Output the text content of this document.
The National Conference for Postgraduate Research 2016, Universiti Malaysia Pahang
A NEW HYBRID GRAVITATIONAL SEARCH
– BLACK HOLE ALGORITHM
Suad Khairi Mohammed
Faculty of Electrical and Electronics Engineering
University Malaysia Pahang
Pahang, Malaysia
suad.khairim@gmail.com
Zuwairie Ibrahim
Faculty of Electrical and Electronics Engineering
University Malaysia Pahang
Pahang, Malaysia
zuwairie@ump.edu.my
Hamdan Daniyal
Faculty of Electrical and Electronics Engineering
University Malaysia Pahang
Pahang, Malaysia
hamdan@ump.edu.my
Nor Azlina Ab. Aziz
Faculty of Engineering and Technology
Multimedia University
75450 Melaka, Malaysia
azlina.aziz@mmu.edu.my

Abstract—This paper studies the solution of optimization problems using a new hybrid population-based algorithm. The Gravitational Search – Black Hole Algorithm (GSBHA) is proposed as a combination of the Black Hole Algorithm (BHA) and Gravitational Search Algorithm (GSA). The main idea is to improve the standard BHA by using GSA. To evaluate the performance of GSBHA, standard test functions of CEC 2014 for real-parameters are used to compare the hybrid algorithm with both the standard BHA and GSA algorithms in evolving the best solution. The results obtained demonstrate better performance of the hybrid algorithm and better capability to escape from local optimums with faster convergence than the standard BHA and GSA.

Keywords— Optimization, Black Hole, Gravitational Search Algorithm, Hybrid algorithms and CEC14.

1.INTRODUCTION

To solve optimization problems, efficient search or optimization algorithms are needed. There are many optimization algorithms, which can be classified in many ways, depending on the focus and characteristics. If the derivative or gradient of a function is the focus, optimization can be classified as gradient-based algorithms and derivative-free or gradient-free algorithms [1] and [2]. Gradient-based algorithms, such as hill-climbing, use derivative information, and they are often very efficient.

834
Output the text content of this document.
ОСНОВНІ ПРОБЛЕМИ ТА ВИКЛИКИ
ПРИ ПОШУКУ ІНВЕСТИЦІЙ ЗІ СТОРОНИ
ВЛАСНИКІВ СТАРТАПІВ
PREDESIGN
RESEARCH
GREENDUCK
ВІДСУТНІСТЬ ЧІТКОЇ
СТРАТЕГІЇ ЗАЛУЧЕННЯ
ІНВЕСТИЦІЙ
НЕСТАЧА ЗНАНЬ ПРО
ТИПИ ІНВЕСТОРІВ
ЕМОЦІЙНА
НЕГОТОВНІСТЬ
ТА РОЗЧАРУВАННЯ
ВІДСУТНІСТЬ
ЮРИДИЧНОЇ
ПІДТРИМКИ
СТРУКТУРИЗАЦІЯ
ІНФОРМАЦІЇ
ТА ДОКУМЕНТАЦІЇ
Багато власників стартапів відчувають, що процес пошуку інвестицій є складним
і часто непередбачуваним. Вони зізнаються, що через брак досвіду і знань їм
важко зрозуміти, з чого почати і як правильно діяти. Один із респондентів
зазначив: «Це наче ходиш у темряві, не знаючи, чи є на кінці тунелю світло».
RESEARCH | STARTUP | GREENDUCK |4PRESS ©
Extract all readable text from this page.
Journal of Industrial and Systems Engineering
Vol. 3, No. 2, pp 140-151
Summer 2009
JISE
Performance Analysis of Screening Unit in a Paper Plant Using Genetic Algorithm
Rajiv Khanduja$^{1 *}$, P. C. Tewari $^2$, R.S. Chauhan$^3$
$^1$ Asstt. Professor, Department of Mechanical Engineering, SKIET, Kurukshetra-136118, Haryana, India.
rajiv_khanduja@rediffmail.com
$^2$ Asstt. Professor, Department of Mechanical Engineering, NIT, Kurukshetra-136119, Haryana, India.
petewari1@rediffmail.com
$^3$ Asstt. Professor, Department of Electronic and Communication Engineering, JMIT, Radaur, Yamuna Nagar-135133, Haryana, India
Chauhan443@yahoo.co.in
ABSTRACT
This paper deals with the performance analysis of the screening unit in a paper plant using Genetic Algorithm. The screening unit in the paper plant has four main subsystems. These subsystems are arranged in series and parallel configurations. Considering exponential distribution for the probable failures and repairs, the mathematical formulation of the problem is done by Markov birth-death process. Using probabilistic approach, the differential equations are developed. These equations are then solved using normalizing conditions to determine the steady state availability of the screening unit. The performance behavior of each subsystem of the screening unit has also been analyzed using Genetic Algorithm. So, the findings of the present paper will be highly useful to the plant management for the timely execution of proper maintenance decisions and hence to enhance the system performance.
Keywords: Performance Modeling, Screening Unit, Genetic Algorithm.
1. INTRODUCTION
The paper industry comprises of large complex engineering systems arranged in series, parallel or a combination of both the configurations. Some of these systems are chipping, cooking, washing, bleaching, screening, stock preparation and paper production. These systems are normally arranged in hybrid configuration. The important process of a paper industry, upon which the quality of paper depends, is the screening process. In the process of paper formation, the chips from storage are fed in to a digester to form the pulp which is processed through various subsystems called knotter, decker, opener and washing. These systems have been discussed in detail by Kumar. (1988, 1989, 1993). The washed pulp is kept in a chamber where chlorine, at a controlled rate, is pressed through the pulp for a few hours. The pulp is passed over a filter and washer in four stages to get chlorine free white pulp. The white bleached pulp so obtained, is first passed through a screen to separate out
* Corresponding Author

::::::::::

### [Aim of the task]
Set down all of the entries exactly, please.

### [Solution to the exercise]
Output the text content of this document.
The National Conference for Postgraduate Research 2016, Universiti Malaysia Pahang
A NEW HYBRID GRAVITATIONAL SEARCH
– BLACK HOLE ALGORITHM
Suad Khairi Mohammed
Faculty of Electrical and Electronics Engineering
University Malaysia Pahang
Pahang, Malaysia
suad.khairim@gmail.com
Zuwairie Ibrahim
Faculty of Electrical and Electronics Engineering
University Malaysia Pahang
Pahang, Malaysia
zuwairie@ump.edu.my
Hamdan Daniyal
Faculty of Electrical and Electronics Engineering
University Malaysia Pahang
Pahang, Malaysia
hamdan@ump.edu.my
Nor Azlina Ab. Aziz
Faculty of Engineering and Technology
Multimedia University
75450 Melaka, Malaysia
azlina.aziz@mmu.edu.my

Abstract—This paper studies the solution of optimization problems using a new hybrid population-based algorithm. The Gravitational Search – Black Hole Algorithm (GSBHA) is proposed as a combination of the Black Hole Algorithm (BHA) and Gravitational Search Algorithm (GSA). The main idea is to improve the standard BHA by using GSA. To evaluate the performance of GSBHA, standard test functions of CEC 2014 for real-parameters are used to compare the hybrid algorithm with both the standard BHA and GSA algorithms in evolving the best solution. The results obtained demonstrate better performance of the hybrid algorithm and better capability to escape from local optimums with faster convergence than the standard BHA and GSA.

Keywords— Optimization, Black Hole, Gravitational Search Algorithm, Hybrid algorithms and CEC14.

1.INTRODUCTION

To solve optimization problems, efficient search or optimization algorithms are needed. There are many optimization algorithms, which can be classified in many ways, depending on the focus and characteristics. If the derivative or gradient of a function is the focus, optimization can be classified as gradient-based algorithms and derivative-free or gradient-free algorithms [1] and [2]. Gradient-based algorithms, such as hill-climbing, use derivative information, and they are often very efficient.

834
Output the text content of this document.
ОСНОВНІ ПРОБЛЕМИ ТА ВИКЛИКИ
ПРИ ПОШУКУ ІНВЕСТИЦІЙ ЗІ СТОРОНИ
ВЛАСНИКІВ СТАРТАПІВ
PREDESIGN
RESEARCH
GREENDUCK
ВІДСУТНІСТЬ ЧІТКОЇ
СТРАТЕГІЇ ЗАЛУЧЕННЯ
ІНВЕСТИЦІЙ
НЕСТАЧА ЗНАНЬ ПРО
ТИПИ ІНВЕСТОРІВ
ЕМОЦІЙНА
НЕГОТОВНІСТЬ
ТА РОЗЧАРУВАННЯ
ВІДСУТНІСТЬ
ЮРИДИЧНОЇ
ПІДТРИМКИ
СТРУКТУРИЗАЦІЯ
ІНФОРМАЦІЇ
ТА ДОКУМЕНТАЦІЇ
Багато власників стартапів відчувають, що процес пошуку інвестицій є складним
і часто непередбачуваним. Вони зізнаються, що через брак досвіду і знань їм
важко зрозуміти, з чого почати і як правильно діяти. Один із респондентів
зазначив: «Це наче ходиш у темряві, не знаючи, чи є на кінці тунелю світло».
RESEARCH | STARTUP | GREENDUCK |4PRESS ©
Extract all readable text from this page.
Journal of Industrial and Systems Engineering
Vol. 3, No. 2, pp 140-151
Summer 2009
JISE
Performance Analysis of Screening Unit in a Paper Plant Using Genetic Algorithm
Rajiv Khanduja$^{1 *}$, P. C. Tewari $^2$, R.S. Chauhan$^3$
$^1$ Asstt. Professor, Department of Mechanical Engineering, SKIET, Kurukshetra-136118, Haryana, India.
rajiv_khanduja@rediffmail.com
$^2$ Asstt. Professor, Department of Mechanical Engineering, NIT, Kurukshetra-136119, Haryana, India.
petewari1@rediffmail.com
$^3$ Asstt. Professor, Department of Electronic and Communication Engineering, JMIT, Radaur, Yamuna Nagar-135133, Haryana, India
Chauhan443@yahoo.co.in
ABSTRACT
This paper deals with the performance analysis of the screening unit in a paper plant using Genetic Algorithm. The screening unit in the paper plant has four main subsystems. These subsystems are arranged in series and parallel configurations. Considering exponential distribution for the probable failures and repairs, the mathematical formulation of the problem is done by Markov birth-death process. Using probabilistic approach, the differential equations are developed. These equations are then solved using normalizing conditions to determine the steady state availability of the screening unit. The performance behavior of each subsystem of the screening unit has also been analyzed using Genetic Algorithm. So, the findings of the present paper will be highly useful to the plant management for the timely execution of proper maintenance decisions and hence to enhance the system performance.
Keywords: Performance Modeling, Screening Unit, Genetic Algorithm.
1. INTRODUCTION
The paper industry comprises of large complex engineering systems arranged in series, parallel or a combination of both the configurations. Some of these systems are chipping, cooking, washing, bleaching, screening, stock preparation and paper production. These systems are normally arranged in hybrid configuration. The important process of a paper industry, upon which the quality of paper depends, is the screening process. In the process of paper formation, the chips from storage are fed in to a digester to form the pulp which is processed through various subsystems called knotter, decker, opener and washing. These systems have been discussed in detail by Kumar. (1988, 1989, 1993). The washed pulp is kept in a chamber where chlorine, at a controlled rate, is pressed through the pulp for a few hours. The pulp is passed over a filter and washer in four stages to get chlorine free white pulp. The white bleached pulp so obtained, is first passed through a screen to separate out
* Corresponding Author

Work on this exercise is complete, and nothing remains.